>> Begin

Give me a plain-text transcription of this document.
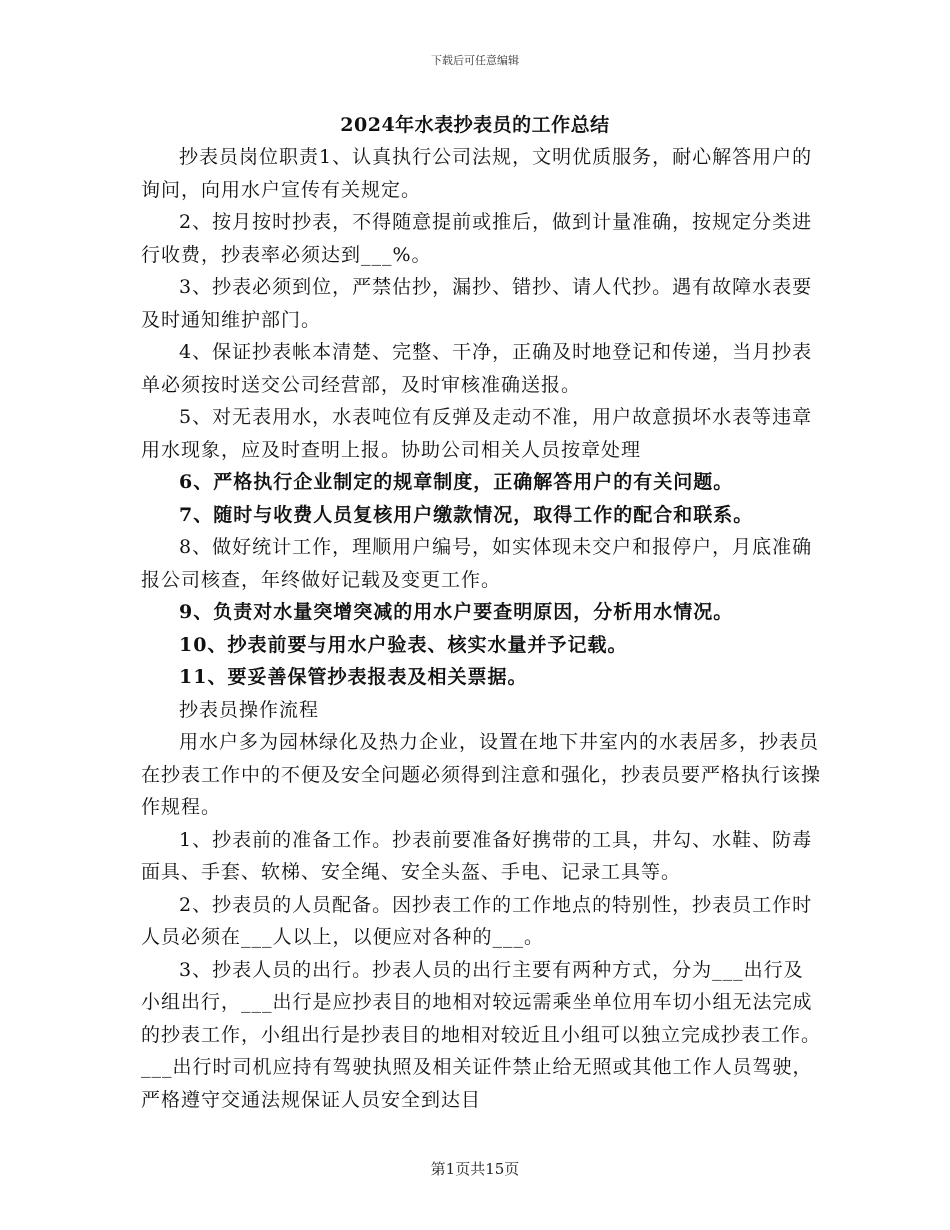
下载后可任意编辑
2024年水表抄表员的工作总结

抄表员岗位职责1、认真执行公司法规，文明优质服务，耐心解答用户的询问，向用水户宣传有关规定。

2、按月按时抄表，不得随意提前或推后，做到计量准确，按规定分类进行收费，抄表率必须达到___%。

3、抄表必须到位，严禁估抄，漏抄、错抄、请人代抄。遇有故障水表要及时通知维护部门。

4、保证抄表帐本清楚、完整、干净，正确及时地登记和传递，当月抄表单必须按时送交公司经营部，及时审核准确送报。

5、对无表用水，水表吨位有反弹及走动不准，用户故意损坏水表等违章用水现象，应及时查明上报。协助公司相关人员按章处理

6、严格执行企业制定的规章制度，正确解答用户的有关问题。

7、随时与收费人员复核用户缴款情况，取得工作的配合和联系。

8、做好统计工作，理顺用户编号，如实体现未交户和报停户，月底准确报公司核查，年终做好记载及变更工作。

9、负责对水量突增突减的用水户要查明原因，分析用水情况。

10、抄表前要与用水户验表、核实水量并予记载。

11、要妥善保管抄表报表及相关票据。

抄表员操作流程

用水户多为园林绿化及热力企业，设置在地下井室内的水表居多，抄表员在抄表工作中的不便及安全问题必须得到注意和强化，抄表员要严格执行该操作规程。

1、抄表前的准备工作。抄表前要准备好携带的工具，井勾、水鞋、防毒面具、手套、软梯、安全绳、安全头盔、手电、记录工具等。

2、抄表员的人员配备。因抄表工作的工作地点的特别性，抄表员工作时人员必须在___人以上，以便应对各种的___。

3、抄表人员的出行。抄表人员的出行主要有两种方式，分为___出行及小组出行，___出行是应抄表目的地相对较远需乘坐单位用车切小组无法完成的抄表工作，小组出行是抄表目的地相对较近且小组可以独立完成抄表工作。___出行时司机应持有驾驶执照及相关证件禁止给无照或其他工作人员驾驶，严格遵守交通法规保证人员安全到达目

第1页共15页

>> End

▶ [The problem]: Quote every record above exactly, omitting any pictures they contain.

▶ [Answer]:
Give me a plain-text transcription of this document.
下载后可任意编辑
2024年水表抄表员的工作总结

抄表员岗位职责1、认真执行公司法规，文明优质服务，耐心解答用户的询问，向用水户宣传有关规定。

2、按月按时抄表，不得随意提前或推后，做到计量准确，按规定分类进行收费，抄表率必须达到___%。

3、抄表必须到位，严禁估抄，漏抄、错抄、请人代抄。遇有故障水表要及时通知维护部门。

4、保证抄表帐本清楚、完整、干净，正确及时地登记和传递，当月抄表单必须按时送交公司经营部，及时审核准确送报。

5、对无表用水，水表吨位有反弹及走动不准，用户故意损坏水表等违章用水现象，应及时查明上报。协助公司相关人员按章处理

6、严格执行企业制定的规章制度，正确解答用户的有关问题。

7、随时与收费人员复核用户缴款情况，取得工作的配合和联系。

8、做好统计工作，理顺用户编号，如实体现未交户和报停户，月底准确报公司核查，年终做好记载及变更工作。

9、负责对水量突增突减的用水户要查明原因，分析用水情况。

10、抄表前要与用水户验表、核实水量并予记载。

11、要妥善保管抄表报表及相关票据。

抄表员操作流程

用水户多为园林绿化及热力企业，设置在地下井室内的水表居多，抄表员在抄表工作中的不便及安全问题必须得到注意和强化，抄表员要严格执行该操作规程。

1、抄表前的准备工作。抄表前要准备好携带的工具，井勾、水鞋、防毒面具、手套、软梯、安全绳、安全头盔、手电、记录工具等。

2、抄表员的人员配备。因抄表工作的工作地点的特别性，抄表员工作时人员必须在___人以上，以便应对各种的___。

3、抄表人员的出行。抄表人员的出行主要有两种方式，分为___出行及小组出行，___出行是应抄表目的地相对较远需乘坐单位用车切小组无法完成的抄表工作，小组出行是抄表目的地相对较近且小组可以独立完成抄表工作。___出行时司机应持有驾驶执照及相关证件禁止给无照或其他工作人员驾驶，严格遵守交通法规保证人员安全到达目

第1页共15页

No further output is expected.